ITEMS:
━━━━━━━━━━━━━━━━

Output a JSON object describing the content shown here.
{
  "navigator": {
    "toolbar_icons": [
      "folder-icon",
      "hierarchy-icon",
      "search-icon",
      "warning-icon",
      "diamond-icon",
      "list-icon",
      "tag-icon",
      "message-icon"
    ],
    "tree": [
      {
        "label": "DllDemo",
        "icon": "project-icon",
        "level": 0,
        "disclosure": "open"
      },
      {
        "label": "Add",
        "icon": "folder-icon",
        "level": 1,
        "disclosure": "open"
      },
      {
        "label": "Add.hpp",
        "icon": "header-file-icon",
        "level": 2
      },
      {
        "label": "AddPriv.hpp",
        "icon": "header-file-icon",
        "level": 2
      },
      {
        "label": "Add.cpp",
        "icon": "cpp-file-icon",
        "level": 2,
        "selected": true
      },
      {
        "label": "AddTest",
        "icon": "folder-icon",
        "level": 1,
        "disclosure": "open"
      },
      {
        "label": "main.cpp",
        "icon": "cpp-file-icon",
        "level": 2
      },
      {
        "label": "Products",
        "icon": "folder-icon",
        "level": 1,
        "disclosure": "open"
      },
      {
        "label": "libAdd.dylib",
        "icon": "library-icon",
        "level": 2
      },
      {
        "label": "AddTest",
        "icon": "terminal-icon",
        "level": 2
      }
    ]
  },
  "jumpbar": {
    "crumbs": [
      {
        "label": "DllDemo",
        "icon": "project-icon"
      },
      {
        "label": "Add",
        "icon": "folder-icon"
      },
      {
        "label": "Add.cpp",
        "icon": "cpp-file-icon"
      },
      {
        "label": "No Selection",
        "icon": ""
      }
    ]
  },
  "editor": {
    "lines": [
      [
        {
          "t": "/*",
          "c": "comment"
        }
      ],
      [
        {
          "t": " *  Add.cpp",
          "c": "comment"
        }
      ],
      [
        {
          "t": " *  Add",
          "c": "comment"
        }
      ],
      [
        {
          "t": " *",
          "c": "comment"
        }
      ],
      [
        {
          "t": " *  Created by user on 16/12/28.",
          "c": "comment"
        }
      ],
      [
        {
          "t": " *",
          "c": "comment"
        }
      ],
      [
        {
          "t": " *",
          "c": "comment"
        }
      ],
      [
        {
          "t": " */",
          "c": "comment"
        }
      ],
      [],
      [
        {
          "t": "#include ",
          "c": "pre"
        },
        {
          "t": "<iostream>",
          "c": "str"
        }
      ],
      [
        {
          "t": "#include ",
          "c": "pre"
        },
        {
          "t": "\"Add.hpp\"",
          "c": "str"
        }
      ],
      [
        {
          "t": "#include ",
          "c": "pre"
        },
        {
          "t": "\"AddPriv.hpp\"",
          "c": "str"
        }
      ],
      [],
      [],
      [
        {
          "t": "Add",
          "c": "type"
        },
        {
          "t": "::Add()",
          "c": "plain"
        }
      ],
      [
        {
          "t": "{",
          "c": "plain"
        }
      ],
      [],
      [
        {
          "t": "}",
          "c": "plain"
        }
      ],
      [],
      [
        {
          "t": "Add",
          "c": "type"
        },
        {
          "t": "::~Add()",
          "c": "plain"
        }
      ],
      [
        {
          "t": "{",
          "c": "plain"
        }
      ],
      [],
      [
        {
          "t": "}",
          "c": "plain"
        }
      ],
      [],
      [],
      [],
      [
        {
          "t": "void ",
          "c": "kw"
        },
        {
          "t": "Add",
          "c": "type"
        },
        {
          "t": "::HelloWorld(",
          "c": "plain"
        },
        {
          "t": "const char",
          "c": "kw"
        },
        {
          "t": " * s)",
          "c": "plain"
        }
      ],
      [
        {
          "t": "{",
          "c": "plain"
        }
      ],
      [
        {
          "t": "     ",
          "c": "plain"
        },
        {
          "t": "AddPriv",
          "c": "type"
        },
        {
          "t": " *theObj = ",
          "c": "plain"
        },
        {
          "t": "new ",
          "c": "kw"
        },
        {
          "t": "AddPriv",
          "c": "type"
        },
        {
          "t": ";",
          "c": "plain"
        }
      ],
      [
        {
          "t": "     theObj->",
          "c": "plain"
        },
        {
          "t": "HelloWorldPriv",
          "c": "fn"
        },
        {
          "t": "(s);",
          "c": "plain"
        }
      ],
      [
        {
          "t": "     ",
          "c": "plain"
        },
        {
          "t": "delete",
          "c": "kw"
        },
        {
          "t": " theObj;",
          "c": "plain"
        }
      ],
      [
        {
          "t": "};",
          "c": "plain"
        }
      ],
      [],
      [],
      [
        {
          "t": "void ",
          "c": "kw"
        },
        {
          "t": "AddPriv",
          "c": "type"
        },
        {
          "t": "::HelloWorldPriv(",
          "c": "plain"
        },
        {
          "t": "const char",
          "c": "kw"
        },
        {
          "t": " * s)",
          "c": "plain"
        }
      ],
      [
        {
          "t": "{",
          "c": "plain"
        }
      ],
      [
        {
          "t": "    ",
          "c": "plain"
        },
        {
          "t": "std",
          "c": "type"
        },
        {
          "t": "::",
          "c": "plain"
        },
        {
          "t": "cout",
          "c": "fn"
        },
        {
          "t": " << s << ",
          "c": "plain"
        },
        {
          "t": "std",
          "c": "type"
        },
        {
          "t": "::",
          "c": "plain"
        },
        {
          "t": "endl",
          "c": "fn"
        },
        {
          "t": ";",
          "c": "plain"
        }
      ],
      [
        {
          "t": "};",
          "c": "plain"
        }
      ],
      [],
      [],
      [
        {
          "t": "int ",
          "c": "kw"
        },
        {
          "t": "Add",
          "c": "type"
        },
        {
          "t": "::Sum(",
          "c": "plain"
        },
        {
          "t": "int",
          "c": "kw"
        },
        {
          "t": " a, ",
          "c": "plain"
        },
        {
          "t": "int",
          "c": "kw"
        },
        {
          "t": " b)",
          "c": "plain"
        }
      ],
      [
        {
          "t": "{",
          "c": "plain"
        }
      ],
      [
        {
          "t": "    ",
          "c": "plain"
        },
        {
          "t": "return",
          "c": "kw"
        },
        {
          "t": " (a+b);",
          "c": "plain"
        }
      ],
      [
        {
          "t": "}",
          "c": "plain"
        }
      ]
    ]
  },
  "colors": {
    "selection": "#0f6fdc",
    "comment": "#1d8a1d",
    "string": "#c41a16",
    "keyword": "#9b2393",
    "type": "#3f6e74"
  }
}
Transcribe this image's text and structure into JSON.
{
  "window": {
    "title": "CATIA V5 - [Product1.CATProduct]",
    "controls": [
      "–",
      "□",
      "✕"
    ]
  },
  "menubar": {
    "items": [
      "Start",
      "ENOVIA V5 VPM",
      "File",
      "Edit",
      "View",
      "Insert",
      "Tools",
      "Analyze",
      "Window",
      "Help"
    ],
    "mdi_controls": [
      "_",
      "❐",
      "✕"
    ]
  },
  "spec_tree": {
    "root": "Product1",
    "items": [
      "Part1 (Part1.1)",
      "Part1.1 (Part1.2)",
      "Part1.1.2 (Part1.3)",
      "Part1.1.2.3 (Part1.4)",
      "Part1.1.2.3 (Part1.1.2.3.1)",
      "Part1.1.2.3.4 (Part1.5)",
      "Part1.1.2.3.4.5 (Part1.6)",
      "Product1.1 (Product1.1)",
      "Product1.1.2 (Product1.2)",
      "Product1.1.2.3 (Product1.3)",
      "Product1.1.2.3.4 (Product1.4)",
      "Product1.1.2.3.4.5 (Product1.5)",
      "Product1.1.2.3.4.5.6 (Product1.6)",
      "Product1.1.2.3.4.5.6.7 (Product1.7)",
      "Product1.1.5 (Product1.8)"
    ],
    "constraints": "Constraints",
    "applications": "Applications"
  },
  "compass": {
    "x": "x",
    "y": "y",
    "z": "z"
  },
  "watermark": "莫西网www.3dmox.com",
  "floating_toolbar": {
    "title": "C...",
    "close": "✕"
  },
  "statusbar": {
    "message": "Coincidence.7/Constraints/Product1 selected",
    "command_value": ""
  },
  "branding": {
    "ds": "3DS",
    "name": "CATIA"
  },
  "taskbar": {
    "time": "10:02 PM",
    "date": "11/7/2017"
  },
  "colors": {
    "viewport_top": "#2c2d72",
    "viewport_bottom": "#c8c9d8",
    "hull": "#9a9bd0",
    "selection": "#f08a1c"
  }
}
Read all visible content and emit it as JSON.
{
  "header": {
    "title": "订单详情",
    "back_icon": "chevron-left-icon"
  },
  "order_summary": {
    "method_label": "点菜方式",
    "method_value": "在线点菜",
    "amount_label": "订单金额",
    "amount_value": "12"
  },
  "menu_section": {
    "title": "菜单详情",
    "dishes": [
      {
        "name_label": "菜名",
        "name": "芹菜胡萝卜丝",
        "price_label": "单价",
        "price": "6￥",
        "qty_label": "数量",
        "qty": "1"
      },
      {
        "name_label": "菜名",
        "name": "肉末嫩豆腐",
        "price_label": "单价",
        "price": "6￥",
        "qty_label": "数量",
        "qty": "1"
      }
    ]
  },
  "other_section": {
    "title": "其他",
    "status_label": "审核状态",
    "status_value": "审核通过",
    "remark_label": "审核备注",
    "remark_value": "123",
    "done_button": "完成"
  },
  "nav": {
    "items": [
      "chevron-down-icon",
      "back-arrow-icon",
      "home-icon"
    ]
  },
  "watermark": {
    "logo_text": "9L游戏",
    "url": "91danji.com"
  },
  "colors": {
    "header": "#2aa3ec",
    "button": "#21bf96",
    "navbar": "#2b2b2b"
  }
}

━━━━━━━━━━━━━━━━

Find the lines with the string "watermark" and reproduce them.

  "watermark": "莫西网www.3dmox.com",
  "watermark": {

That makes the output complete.